# GIVEN ENTRIES start

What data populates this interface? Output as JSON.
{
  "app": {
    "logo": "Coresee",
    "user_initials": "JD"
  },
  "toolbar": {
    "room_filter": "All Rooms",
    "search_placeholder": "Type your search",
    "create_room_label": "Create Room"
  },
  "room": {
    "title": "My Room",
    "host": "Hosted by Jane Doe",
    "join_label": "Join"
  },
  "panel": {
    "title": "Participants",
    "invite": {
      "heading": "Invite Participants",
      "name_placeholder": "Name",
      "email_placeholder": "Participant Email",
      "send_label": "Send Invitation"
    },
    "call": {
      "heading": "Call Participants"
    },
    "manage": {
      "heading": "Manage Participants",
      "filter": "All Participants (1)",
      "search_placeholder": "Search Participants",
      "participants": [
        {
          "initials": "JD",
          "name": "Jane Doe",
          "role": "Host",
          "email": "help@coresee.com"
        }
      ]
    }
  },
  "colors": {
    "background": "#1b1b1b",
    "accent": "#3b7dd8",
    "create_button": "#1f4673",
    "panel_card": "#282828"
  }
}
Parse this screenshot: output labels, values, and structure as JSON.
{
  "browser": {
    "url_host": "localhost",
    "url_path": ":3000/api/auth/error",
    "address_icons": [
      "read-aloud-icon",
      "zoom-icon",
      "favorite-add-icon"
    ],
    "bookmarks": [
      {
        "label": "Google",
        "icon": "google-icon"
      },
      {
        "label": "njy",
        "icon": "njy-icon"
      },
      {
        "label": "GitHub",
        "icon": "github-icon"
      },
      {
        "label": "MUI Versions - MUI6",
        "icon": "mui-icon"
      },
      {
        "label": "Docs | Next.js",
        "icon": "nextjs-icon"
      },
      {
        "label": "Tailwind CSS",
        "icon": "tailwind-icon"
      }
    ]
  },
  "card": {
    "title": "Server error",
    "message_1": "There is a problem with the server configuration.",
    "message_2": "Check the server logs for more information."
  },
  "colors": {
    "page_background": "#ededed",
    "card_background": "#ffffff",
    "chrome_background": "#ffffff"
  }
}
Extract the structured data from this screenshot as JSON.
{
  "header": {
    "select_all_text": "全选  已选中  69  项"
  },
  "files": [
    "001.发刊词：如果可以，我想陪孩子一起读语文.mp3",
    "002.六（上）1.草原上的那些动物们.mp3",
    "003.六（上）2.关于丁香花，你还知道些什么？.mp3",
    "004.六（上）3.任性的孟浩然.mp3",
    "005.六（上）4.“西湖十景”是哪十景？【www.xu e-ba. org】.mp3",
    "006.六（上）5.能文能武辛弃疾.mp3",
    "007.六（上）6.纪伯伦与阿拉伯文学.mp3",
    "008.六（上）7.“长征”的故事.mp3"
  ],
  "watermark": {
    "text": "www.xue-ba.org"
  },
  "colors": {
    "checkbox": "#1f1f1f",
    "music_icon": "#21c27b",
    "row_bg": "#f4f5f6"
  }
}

# GIVEN ENTRIES end

| EXERCISE |
Repeat the material above in full, keeping every word.

| THE SOLUTION |
What data populates this interface? Output as JSON.
{
  "app": {
    "logo": "Coresee",
    "user_initials": "JD"
  },
  "toolbar": {
    "room_filter": "All Rooms",
    "search_placeholder": "Type your search",
    "create_room_label": "Create Room"
  },
  "room": {
    "title": "My Room",
    "host": "Hosted by Jane Doe",
    "join_label": "Join"
  },
  "panel": {
    "title": "Participants",
    "invite": {
      "heading": "Invite Participants",
      "name_placeholder": "Name",
      "email_placeholder": "Participant Email",
      "send_label": "Send Invitation"
    },
    "call": {
      "heading": "Call Participants"
    },
    "manage": {
      "heading": "Manage Participants",
      "filter": "All Participants (1)",
      "search_placeholder": "Search Participants",
      "participants": [
        {
          "initials": "JD",
          "name": "Jane Doe",
          "role": "Host",
          "email": "help@coresee.com"
        }
      ]
    }
  },
  "colors": {
    "background": "#1b1b1b",
    "accent": "#3b7dd8",
    "create_button": "#1f4673",
    "panel_card": "#282828"
  }
}
Parse this screenshot: output labels, values, and structure as JSON.
{
  "browser": {
    "url_host": "localhost",
    "url_path": ":3000/api/auth/error",
    "address_icons": [
      "read-aloud-icon",
      "zoom-icon",
      "favorite-add-icon"
    ],
    "bookmarks": [
      {
        "label": "Google",
        "icon": "google-icon"
      },
      {
        "label": "njy",
        "icon": "njy-icon"
      },
      {
        "label": "GitHub",
        "icon": "github-icon"
      },
      {
        "label": "MUI Versions - MUI6",
        "icon": "mui-icon"
      },
      {
        "label": "Docs | Next.js",
        "icon": "nextjs-icon"
      },
      {
        "label": "Tailwind CSS",
        "icon": "tailwind-icon"
      }
    ]
  },
  "card": {
    "title": "Server error",
    "message_1": "There is a problem with the server configuration.",
    "message_2": "Check the server logs for more information."
  },
  "colors": {
    "page_background": "#ededed",
    "card_background": "#ffffff",
    "chrome_background": "#ffffff"
  }
}
Extract the structured data from this screenshot as JSON.
{
  "header": {
    "select_all_text": "全选  已选中  69  项"
  },
  "files": [
    "001.发刊词：如果可以，我想陪孩子一起读语文.mp3",
    "002.六（上）1.草原上的那些动物们.mp3",
    "003.六（上）2.关于丁香花，你还知道些什么？.mp3",
    "004.六（上）3.任性的孟浩然.mp3",
    "005.六（上）4.“西湖十景”是哪十景？【www.xu e-ba. org】.mp3",
    "006.六（上）5.能文能武辛弃疾.mp3",
    "007.六（上）6.纪伯伦与阿拉伯文学.mp3",
    "008.六（上）7.“长征”的故事.mp3"
  ],
  "watermark": {
    "text": "www.xue-ba.org"
  },
  "colors": {
    "checkbox": "#1f1f1f",
    "music_icon": "#21c27b",
    "row_bg": "#f4f5f6"
  }
}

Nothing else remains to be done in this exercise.